• [To be done]: Lines that contain "below" are to be counted; give only their number.

• [Data for processing]:
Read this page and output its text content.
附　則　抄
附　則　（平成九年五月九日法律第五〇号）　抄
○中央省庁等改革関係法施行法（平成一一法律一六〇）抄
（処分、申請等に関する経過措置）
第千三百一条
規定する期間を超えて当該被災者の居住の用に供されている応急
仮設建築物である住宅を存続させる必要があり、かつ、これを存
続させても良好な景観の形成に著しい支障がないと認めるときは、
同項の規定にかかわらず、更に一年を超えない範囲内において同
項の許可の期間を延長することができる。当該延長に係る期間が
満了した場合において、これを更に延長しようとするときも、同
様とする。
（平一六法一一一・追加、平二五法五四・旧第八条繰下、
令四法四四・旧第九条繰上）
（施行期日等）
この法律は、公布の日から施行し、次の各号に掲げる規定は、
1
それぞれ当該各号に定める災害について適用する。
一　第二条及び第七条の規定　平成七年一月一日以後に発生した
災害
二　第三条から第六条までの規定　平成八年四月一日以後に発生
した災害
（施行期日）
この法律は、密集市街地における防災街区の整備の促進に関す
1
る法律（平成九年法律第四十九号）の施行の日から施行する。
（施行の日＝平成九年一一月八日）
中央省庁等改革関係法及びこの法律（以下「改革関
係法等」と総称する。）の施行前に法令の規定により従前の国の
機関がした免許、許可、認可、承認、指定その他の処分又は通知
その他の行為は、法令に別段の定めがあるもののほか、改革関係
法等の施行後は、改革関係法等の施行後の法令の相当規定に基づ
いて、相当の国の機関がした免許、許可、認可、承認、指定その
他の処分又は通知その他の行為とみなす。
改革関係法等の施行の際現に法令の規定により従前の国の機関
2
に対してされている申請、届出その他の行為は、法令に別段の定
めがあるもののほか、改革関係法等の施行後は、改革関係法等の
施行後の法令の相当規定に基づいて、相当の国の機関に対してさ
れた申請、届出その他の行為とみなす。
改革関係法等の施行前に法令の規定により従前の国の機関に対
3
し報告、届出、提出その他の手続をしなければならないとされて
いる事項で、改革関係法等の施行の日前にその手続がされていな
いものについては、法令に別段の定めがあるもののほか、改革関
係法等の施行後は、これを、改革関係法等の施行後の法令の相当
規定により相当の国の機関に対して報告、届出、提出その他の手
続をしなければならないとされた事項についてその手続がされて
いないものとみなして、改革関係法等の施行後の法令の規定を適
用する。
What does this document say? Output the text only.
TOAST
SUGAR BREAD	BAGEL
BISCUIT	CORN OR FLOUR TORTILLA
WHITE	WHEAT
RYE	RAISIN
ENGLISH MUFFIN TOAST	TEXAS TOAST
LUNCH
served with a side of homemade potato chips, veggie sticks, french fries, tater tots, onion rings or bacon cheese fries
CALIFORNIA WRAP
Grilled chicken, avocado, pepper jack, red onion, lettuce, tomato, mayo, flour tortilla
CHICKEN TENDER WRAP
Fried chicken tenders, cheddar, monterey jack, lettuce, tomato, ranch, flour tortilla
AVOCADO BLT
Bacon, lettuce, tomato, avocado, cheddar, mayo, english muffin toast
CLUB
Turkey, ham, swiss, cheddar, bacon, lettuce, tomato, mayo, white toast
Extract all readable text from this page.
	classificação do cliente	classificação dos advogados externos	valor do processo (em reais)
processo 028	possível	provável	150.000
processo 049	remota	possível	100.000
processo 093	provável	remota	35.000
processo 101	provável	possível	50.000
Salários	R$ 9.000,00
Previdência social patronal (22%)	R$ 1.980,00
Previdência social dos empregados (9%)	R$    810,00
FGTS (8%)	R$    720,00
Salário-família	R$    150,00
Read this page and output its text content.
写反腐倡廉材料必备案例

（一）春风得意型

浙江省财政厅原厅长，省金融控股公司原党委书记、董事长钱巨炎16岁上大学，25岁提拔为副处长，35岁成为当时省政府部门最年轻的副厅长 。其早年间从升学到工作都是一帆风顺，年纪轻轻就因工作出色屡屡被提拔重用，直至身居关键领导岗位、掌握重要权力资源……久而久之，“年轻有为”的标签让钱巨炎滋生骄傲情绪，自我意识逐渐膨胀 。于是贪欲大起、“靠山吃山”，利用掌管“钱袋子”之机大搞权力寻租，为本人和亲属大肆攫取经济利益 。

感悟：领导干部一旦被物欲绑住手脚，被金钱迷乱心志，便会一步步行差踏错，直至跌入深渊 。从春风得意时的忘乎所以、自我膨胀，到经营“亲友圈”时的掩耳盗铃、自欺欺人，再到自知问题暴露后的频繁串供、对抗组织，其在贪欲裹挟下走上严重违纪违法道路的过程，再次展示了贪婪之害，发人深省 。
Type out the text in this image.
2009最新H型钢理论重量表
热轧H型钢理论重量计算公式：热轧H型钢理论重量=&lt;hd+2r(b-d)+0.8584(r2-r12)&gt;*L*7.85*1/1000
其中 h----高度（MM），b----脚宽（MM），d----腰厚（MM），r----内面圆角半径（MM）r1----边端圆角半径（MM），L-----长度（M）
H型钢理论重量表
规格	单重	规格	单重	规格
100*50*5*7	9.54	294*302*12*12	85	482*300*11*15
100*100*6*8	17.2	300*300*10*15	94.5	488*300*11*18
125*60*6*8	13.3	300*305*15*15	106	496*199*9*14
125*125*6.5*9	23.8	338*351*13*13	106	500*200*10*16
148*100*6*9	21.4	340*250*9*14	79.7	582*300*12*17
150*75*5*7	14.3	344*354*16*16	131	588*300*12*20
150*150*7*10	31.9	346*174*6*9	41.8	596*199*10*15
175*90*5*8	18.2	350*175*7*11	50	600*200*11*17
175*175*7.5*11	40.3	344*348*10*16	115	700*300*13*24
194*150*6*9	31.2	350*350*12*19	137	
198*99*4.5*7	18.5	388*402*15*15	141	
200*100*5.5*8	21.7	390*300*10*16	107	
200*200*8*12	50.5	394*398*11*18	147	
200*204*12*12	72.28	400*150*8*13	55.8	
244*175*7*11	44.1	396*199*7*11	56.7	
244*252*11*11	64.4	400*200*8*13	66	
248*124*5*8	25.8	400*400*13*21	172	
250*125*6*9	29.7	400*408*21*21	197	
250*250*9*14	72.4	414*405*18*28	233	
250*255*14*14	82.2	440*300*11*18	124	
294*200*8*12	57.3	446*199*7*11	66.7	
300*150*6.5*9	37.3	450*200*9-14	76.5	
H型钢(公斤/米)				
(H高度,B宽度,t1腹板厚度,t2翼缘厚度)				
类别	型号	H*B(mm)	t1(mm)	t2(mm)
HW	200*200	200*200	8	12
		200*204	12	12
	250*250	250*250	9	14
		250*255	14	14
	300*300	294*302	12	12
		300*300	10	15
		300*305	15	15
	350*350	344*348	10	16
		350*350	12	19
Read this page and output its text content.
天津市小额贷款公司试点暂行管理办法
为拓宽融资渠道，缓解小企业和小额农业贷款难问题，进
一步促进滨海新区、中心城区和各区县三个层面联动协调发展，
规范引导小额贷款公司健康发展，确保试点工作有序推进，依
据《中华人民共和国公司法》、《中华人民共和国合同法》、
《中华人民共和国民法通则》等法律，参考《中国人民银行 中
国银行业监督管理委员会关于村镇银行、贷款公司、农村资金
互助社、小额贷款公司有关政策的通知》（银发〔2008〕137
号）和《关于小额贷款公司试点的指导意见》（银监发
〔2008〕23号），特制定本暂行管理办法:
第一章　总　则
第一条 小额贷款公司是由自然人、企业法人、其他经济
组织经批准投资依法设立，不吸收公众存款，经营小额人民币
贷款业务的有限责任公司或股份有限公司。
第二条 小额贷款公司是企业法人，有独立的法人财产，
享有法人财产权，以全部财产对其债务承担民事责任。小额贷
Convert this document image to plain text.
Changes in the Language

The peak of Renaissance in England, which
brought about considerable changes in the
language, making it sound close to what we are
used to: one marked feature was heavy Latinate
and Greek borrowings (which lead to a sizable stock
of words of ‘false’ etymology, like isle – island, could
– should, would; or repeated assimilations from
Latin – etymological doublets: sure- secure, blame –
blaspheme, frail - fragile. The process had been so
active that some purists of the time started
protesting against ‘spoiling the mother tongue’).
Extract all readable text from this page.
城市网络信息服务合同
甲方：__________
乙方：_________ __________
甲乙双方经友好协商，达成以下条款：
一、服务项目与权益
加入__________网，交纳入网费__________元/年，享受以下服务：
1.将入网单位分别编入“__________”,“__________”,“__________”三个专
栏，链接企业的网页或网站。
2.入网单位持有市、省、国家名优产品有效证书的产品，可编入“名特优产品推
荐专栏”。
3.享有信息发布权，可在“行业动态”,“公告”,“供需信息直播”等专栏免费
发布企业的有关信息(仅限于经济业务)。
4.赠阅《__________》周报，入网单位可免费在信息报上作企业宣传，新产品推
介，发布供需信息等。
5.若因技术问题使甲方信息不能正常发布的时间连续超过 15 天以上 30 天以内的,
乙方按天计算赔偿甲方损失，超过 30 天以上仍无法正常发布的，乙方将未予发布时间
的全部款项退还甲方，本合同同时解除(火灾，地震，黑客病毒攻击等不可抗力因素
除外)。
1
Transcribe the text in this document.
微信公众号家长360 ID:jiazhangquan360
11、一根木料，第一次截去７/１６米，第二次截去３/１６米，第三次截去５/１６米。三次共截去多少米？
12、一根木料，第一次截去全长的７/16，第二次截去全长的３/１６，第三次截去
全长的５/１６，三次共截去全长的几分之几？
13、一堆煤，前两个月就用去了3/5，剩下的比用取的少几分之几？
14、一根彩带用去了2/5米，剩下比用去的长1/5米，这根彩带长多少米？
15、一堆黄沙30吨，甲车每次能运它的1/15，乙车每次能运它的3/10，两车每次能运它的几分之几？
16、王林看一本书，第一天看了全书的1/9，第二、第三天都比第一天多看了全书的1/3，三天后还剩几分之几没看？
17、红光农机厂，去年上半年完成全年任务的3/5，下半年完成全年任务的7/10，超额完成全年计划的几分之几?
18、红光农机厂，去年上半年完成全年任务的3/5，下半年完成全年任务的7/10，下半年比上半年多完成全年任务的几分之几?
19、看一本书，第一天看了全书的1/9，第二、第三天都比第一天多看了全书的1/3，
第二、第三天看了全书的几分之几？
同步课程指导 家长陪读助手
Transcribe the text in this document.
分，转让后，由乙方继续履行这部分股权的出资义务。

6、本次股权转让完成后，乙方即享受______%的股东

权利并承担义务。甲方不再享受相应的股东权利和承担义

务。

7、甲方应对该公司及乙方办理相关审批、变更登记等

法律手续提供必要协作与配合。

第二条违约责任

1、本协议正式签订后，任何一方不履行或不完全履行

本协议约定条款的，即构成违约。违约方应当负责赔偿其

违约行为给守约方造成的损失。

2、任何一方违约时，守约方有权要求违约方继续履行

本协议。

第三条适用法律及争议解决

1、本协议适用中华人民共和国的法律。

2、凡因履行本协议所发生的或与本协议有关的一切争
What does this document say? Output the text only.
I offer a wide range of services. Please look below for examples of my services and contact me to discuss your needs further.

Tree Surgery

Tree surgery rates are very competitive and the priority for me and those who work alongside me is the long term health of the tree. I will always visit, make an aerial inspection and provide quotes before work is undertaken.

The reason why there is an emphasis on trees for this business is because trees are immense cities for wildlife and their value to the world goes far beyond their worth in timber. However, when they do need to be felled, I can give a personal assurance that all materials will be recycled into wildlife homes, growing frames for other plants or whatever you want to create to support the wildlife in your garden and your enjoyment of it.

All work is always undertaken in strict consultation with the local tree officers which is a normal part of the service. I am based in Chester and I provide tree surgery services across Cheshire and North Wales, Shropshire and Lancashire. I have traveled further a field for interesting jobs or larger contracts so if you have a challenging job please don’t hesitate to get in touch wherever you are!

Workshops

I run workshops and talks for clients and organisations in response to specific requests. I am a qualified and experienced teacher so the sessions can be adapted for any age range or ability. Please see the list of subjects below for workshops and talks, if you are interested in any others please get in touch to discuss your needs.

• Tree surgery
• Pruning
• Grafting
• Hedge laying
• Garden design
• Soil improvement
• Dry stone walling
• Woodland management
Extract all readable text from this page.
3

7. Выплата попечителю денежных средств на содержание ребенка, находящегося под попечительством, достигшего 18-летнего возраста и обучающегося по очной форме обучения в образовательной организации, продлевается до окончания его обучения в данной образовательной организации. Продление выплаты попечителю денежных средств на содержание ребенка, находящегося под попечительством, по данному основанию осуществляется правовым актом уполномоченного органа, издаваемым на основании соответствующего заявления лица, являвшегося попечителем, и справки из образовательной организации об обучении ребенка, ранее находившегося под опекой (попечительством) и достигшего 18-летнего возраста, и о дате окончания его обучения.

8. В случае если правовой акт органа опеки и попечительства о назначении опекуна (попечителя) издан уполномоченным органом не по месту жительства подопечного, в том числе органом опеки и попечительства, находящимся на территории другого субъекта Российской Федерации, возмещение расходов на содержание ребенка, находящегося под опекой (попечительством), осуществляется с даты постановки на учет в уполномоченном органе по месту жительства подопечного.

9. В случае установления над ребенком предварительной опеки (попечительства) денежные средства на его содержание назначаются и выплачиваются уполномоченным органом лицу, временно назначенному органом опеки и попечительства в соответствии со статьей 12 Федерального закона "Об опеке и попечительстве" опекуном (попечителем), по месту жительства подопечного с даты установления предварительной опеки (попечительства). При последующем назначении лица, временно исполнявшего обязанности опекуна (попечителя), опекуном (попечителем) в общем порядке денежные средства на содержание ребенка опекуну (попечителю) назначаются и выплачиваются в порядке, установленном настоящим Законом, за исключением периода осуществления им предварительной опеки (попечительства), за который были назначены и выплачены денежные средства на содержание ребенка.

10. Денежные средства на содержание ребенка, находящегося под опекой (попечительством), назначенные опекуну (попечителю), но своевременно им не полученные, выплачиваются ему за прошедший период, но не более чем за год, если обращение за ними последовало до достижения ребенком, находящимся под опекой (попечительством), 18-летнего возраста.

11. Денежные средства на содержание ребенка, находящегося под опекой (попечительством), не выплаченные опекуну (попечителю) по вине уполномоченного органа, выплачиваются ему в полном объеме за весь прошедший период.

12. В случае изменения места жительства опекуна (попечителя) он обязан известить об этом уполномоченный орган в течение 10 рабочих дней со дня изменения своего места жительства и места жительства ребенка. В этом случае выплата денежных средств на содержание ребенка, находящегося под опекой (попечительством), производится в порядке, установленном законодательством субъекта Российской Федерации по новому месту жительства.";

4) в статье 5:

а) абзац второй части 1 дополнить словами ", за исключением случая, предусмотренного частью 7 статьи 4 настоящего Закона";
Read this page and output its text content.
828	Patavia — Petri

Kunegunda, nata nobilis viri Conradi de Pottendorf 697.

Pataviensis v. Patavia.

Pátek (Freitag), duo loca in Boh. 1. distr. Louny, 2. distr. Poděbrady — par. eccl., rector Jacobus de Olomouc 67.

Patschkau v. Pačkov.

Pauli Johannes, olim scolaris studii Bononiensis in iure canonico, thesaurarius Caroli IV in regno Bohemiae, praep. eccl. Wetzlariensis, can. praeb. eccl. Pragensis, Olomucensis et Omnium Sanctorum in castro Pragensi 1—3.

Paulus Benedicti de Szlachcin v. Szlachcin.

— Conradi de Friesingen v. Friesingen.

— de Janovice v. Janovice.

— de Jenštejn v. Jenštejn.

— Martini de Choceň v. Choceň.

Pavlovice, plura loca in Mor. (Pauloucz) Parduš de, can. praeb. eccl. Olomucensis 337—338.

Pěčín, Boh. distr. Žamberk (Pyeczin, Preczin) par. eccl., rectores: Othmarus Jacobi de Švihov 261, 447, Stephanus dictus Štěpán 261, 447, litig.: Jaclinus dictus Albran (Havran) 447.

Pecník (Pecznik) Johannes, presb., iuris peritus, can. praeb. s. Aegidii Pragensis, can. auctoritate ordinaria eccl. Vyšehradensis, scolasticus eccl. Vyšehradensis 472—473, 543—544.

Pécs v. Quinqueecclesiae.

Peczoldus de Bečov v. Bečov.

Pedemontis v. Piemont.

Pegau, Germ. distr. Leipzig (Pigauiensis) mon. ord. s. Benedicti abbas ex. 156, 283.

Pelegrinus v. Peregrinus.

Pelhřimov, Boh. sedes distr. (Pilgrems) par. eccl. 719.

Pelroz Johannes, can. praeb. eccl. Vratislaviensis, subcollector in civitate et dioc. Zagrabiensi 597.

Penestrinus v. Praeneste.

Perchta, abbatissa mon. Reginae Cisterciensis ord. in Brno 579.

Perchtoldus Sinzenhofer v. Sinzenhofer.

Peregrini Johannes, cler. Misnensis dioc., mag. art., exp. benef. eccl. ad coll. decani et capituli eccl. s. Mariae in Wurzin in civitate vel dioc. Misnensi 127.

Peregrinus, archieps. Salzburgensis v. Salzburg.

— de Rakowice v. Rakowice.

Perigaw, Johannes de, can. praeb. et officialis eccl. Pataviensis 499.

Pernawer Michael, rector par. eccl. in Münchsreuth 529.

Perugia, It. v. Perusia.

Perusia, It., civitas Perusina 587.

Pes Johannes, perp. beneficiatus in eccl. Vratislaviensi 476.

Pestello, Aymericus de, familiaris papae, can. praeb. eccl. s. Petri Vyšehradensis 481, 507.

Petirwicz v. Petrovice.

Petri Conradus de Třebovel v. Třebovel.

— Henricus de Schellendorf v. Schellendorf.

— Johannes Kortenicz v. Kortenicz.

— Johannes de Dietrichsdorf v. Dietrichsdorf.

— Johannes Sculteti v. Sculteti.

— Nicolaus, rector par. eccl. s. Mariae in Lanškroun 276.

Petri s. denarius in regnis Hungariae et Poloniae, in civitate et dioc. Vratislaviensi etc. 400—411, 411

• [Full response]: 2